Items from a figure collection:
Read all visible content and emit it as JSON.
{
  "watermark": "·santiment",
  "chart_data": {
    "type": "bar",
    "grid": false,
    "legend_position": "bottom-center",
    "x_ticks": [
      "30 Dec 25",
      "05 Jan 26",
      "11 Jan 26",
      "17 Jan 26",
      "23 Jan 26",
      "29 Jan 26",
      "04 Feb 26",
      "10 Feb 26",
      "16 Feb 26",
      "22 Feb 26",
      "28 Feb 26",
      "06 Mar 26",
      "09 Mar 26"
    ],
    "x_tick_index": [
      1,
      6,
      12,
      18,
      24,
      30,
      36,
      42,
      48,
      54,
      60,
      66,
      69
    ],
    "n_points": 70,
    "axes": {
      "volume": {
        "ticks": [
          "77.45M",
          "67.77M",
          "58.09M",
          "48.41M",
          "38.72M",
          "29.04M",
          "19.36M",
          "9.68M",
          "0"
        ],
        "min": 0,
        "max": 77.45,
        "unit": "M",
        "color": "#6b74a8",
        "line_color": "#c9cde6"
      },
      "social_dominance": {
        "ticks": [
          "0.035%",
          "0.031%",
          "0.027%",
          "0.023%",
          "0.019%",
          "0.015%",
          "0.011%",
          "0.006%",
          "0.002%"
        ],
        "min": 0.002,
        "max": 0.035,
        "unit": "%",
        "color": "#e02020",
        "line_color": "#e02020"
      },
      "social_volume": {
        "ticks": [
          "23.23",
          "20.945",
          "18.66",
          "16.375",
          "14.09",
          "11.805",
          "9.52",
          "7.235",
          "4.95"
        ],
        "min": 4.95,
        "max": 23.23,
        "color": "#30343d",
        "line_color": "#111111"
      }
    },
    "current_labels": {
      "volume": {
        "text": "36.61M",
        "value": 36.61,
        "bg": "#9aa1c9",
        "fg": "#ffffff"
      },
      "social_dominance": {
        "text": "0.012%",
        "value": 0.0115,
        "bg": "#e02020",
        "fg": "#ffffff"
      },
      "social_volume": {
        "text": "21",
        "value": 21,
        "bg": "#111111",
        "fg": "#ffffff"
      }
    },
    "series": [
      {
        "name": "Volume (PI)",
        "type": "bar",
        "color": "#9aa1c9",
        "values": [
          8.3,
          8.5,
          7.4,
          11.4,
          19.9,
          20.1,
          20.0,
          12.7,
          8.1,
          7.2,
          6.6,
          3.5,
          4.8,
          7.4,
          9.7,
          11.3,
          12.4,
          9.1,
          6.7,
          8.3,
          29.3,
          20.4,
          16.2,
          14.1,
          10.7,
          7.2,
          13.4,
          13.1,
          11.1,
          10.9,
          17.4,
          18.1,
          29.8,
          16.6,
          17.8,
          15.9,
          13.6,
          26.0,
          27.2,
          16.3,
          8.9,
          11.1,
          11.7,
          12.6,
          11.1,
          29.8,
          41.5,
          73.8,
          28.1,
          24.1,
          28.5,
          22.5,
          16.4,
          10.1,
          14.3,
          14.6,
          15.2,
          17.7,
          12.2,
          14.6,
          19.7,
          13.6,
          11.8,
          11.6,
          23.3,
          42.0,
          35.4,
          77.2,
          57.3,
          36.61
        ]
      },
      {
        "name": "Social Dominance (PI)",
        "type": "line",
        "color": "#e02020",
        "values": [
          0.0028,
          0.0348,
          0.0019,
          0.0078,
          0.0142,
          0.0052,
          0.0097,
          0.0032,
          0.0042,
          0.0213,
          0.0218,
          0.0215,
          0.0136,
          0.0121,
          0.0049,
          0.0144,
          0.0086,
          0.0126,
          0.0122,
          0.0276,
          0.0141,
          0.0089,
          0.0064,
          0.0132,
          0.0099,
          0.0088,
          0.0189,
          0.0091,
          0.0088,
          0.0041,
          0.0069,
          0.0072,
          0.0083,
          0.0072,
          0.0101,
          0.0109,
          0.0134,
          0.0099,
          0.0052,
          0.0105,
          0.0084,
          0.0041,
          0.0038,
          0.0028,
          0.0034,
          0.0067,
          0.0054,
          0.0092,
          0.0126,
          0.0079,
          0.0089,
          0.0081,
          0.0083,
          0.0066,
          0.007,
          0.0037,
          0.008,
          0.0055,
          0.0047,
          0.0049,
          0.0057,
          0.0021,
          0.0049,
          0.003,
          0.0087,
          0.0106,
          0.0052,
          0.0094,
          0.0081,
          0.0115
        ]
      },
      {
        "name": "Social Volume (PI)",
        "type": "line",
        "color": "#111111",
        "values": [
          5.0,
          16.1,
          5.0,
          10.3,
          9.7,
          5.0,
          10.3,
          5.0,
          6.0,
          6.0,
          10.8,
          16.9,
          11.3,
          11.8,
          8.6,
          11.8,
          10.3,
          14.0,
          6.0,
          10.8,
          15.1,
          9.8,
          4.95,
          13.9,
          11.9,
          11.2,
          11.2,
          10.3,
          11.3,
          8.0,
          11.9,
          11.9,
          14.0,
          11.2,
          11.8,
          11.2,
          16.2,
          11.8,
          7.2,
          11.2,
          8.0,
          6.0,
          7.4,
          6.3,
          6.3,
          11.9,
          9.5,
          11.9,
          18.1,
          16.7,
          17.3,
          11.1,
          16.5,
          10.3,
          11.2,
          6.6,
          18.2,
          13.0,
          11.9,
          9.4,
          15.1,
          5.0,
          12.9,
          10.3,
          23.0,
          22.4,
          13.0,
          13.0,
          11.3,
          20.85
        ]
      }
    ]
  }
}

### Stated problem
Print the complete listing again, exactly as it stands.

### Written solution
Read all visible content and emit it as JSON.
{
  "watermark": "·santiment",
  "chart_data": {
    "type": "bar",
    "grid": false,
    "legend_position": "bottom-center",
    "x_ticks": [
      "30 Dec 25",
      "05 Jan 26",
      "11 Jan 26",
      "17 Jan 26",
      "23 Jan 26",
      "29 Jan 26",
      "04 Feb 26",
      "10 Feb 26",
      "16 Feb 26",
      "22 Feb 26",
      "28 Feb 26",
      "06 Mar 26",
      "09 Mar 26"
    ],
    "x_tick_index": [
      1,
      6,
      12,
      18,
      24,
      30,
      36,
      42,
      48,
      54,
      60,
      66,
      69
    ],
    "n_points": 70,
    "axes": {
      "volume": {
        "ticks": [
          "77.45M",
          "67.77M",
          "58.09M",
          "48.41M",
          "38.72M",
          "29.04M",
          "19.36M",
          "9.68M",
          "0"
        ],
        "min": 0,
        "max": 77.45,
        "unit": "M",
        "color": "#6b74a8",
        "line_color": "#c9cde6"
      },
      "social_dominance": {
        "ticks": [
          "0.035%",
          "0.031%",
          "0.027%",
          "0.023%",
          "0.019%",
          "0.015%",
          "0.011%",
          "0.006%",
          "0.002%"
        ],
        "min": 0.002,
        "max": 0.035,
        "unit": "%",
        "color": "#e02020",
        "line_color": "#e02020"
      },
      "social_volume": {
        "ticks": [
          "23.23",
          "20.945",
          "18.66",
          "16.375",
          "14.09",
          "11.805",
          "9.52",
          "7.235",
          "4.95"
        ],
        "min": 4.95,
        "max": 23.23,
        "color": "#30343d",
        "line_color": "#111111"
      }
    },
    "current_labels": {
      "volume": {
        "text": "36.61M",
        "value": 36.61,
        "bg": "#9aa1c9",
        "fg": "#ffffff"
      },
      "social_dominance": {
        "text": "0.012%",
        "value": 0.0115,
        "bg": "#e02020",
        "fg": "#ffffff"
      },
      "social_volume": {
        "text": "21",
        "value": 21,
        "bg": "#111111",
        "fg": "#ffffff"
      }
    },
    "series": [
      {
        "name": "Volume (PI)",
        "type": "bar",
        "color": "#9aa1c9",
        "values": [
          8.3,
          8.5,
          7.4,
          11.4,
          19.9,
          20.1,
          20.0,
          12.7,
          8.1,
          7.2,
          6.6,
          3.5,
          4.8,
          7.4,
          9.7,
          11.3,
          12.4,
          9.1,
          6.7,
          8.3,
          29.3,
          20.4,
          16.2,
          14.1,
          10.7,
          7.2,
          13.4,
          13.1,
          11.1,
          10.9,
          17.4,
          18.1,
          29.8,
          16.6,
          17.8,
          15.9,
          13.6,
          26.0,
          27.2,
          16.3,
          8.9,
          11.1,
          11.7,
          12.6,
          11.1,
          29.8,
          41.5,
          73.8,
          28.1,
          24.1,
          28.5,
          22.5,
          16.4,
          10.1,
          14.3,
          14.6,
          15.2,
          17.7,
          12.2,
          14.6,
          19.7,
          13.6,
          11.8,
          11.6,
          23.3,
          42.0,
          35.4,
          77.2,
          57.3,
          36.61
        ]
      },
      {
        "name": "Social Dominance (PI)",
        "type": "line",
        "color": "#e02020",
        "values": [
          0.0028,
          0.0348,
          0.0019,
          0.0078,
          0.0142,
          0.0052,
          0.0097,
          0.0032,
          0.0042,
          0.0213,
          0.0218,
          0.0215,
          0.0136,
          0.0121,
          0.0049,
          0.0144,
          0.0086,
          0.0126,
          0.0122,
          0.0276,
          0.0141,
          0.0089,
          0.0064,
          0.0132,
          0.0099,
          0.0088,
          0.0189,
          0.0091,
          0.0088,
          0.0041,
          0.0069,
          0.0072,
          0.0083,
          0.0072,
          0.0101,
          0.0109,
          0.0134,
          0.0099,
          0.0052,
          0.0105,
          0.0084,
          0.0041,
          0.0038,
          0.0028,
          0.0034,
          0.0067,
          0.0054,
          0.0092,
          0.0126,
          0.0079,
          0.0089,
          0.0081,
          0.0083,
          0.0066,
          0.007,
          0.0037,
          0.008,
          0.0055,
          0.0047,
          0.0049,
          0.0057,
          0.0021,
          0.0049,
          0.003,
          0.0087,
          0.0106,
          0.0052,
          0.0094,
          0.0081,
          0.0115
        ]
      },
      {
        "name": "Social Volume (PI)",
        "type": "line",
        "color": "#111111",
        "values": [
          5.0,
          16.1,
          5.0,
          10.3,
          9.7,
          5.0,
          10.3,
          5.0,
          6.0,
          6.0,
          10.8,
          16.9,
          11.3,
          11.8,
          8.6,
          11.8,
          10.3,
          14.0,
          6.0,
          10.8,
          15.1,
          9.8,
          4.95,
          13.9,
          11.9,
          11.2,
          11.2,
          10.3,
          11.3,
          8.0,
          11.9,
          11.9,
          14.0,
          11.2,
          11.8,
          11.2,
          16.2,
          11.8,
          7.2,
          11.2,
          8.0,
          6.0,
          7.4,
          6.3,
          6.3,
          11.9,
          9.5,
          11.9,
          18.1,
          16.7,
          17.3,
          11.1,
          16.5,
          10.3,
          11.2,
          6.6,
          18.2,
          13.0,
          11.9,
          9.4,
          15.1,
          5.0,
          12.9,
          10.3,
          23.0,
          22.4,
          13.0,
          13.0,
          11.3,
          20.85
        ]
      }
    ]
  }
}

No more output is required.